* start *
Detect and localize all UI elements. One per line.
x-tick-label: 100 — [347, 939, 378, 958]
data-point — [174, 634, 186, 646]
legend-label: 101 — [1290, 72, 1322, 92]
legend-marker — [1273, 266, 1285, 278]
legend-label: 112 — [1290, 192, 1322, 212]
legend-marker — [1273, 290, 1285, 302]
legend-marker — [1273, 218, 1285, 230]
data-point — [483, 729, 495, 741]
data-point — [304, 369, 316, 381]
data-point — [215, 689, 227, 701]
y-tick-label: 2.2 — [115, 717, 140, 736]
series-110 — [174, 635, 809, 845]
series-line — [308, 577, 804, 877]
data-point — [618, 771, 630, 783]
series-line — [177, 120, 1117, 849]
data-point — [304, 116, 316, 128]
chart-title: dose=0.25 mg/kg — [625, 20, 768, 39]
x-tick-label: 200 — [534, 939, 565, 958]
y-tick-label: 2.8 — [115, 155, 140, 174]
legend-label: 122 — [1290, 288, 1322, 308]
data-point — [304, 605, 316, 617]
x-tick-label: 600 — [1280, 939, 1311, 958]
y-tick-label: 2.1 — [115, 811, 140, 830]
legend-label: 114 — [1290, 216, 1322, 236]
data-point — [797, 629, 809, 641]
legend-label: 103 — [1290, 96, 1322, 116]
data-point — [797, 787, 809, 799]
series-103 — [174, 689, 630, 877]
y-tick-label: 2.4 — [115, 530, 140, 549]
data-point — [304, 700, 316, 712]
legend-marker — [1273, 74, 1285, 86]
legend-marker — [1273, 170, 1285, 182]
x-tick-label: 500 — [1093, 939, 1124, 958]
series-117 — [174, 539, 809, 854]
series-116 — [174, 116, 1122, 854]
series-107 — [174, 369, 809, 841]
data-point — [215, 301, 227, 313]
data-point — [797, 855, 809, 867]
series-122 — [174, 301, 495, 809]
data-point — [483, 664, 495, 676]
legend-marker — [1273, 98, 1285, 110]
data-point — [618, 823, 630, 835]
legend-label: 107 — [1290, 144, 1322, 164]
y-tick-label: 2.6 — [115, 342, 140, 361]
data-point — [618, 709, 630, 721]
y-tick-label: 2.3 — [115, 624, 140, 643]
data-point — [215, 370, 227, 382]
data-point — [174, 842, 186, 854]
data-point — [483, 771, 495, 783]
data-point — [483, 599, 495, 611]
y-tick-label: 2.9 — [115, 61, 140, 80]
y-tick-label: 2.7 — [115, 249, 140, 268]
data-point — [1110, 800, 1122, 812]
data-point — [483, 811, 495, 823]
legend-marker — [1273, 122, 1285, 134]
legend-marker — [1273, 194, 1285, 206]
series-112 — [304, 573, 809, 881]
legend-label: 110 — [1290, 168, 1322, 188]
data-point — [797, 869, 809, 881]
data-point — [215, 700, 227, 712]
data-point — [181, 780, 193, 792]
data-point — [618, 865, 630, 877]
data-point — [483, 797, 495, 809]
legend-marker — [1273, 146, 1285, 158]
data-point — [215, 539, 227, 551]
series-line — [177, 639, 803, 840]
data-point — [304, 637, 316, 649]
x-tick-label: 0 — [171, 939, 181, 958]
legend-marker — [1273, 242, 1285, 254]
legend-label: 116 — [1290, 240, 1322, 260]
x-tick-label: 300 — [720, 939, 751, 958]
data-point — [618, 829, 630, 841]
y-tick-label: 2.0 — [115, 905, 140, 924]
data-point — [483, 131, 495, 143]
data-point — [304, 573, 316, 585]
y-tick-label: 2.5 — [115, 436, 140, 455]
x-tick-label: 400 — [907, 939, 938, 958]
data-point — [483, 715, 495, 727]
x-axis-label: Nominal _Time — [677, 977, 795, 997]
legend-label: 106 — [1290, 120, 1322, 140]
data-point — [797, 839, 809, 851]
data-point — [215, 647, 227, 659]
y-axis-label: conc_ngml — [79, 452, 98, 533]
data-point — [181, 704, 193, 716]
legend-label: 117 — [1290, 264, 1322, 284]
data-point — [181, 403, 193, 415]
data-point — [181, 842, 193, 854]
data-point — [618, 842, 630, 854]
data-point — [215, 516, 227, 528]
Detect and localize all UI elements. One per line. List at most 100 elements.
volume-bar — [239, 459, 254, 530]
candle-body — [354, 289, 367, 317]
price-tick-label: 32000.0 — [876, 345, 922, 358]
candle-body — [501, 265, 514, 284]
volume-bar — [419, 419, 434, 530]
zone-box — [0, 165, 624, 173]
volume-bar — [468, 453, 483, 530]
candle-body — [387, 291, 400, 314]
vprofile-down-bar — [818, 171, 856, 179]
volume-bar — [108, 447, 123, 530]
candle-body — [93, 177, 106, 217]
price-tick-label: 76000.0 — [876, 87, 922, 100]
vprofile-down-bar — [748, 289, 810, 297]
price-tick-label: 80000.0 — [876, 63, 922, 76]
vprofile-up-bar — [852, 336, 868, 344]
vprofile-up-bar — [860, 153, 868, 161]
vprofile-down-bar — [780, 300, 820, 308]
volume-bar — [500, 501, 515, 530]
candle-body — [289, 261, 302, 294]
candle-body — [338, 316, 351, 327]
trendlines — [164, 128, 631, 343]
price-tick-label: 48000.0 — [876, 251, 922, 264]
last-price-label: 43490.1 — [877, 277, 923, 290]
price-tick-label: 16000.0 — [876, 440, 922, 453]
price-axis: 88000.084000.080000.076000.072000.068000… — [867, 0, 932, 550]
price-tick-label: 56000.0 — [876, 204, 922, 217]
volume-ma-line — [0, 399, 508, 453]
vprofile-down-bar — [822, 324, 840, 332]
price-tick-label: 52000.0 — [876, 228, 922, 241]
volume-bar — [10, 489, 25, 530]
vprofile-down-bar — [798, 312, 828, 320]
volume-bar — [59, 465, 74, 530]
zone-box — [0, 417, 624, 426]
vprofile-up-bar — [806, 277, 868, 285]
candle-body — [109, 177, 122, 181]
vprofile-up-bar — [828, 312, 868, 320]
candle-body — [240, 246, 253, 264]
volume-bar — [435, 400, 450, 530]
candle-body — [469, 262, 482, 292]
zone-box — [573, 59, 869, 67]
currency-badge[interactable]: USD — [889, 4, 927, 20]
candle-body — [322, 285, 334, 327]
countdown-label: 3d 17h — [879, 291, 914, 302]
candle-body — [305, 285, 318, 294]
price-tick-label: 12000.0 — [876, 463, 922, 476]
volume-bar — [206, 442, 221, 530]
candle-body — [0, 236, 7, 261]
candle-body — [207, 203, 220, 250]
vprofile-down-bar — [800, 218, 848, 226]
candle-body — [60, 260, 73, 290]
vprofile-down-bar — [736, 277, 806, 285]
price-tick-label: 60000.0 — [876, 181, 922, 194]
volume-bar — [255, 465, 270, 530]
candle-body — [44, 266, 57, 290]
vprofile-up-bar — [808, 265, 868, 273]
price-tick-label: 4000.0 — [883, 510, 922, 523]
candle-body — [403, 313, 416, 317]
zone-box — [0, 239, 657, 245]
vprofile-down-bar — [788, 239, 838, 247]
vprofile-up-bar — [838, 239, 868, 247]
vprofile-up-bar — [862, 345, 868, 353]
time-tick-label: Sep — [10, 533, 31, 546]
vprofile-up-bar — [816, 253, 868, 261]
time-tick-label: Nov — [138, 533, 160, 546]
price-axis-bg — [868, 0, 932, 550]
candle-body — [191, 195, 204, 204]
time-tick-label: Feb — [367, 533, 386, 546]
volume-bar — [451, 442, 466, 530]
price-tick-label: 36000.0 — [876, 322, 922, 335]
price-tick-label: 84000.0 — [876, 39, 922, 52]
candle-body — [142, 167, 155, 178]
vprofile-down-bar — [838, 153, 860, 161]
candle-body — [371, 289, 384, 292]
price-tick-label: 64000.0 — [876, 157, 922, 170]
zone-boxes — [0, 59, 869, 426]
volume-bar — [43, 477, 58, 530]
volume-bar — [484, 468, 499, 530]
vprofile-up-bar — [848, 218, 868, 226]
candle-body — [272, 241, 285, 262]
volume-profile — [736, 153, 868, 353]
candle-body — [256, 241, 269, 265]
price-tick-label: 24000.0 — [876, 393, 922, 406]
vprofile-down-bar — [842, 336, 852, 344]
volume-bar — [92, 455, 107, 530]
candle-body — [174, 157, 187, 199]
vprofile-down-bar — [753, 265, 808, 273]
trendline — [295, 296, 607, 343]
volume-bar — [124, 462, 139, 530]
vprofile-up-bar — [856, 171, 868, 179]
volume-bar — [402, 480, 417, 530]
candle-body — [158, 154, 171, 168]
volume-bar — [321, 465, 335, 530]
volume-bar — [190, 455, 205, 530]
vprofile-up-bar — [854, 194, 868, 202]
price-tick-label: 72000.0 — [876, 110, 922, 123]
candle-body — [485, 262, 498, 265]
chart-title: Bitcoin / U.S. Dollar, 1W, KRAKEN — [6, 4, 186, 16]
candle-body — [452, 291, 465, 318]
* end *
### REQUIREMENTS:
Please copy the listing from its first line through the line with "legend-marker — [1273, 74, 1285, 86]", substituting "point-marker" for every "data-point" and changing nothing else.

### THE RESPONSE:
Detect and localize all UI elements. One per line.
x-tick-label: 100 — [347, 939, 378, 958]
point-marker — [174, 634, 186, 646]
legend-label: 101 — [1290, 72, 1322, 92]
legend-marker — [1273, 266, 1285, 278]
legend-label: 112 — [1290, 192, 1322, 212]
legend-marker — [1273, 290, 1285, 302]
legend-marker — [1273, 218, 1285, 230]
point-marker — [483, 729, 495, 741]
point-marker — [304, 369, 316, 381]
point-marker — [215, 689, 227, 701]
y-tick-label: 2.2 — [115, 717, 140, 736]
series-110 — [174, 635, 809, 845]
series-line — [308, 577, 804, 877]
point-marker — [618, 771, 630, 783]
series-line — [177, 120, 1117, 849]
point-marker — [304, 116, 316, 128]
chart-title: dose=0.25 mg/kg — [625, 20, 768, 39]
x-tick-label: 200 — [534, 939, 565, 958]
y-tick-label: 2.8 — [115, 155, 140, 174]
legend-label: 122 — [1290, 288, 1322, 308]
point-marker — [304, 605, 316, 617]
x-tick-label: 600 — [1280, 939, 1311, 958]
y-tick-label: 2.1 — [115, 811, 140, 830]
legend-label: 114 — [1290, 216, 1322, 236]
point-marker — [797, 629, 809, 641]
legend-label: 103 — [1290, 96, 1322, 116]
point-marker — [797, 787, 809, 799]
series-103 — [174, 689, 630, 877]
y-tick-label: 2.4 — [115, 530, 140, 549]
point-marker — [304, 700, 316, 712]
legend-marker — [1273, 74, 1285, 86]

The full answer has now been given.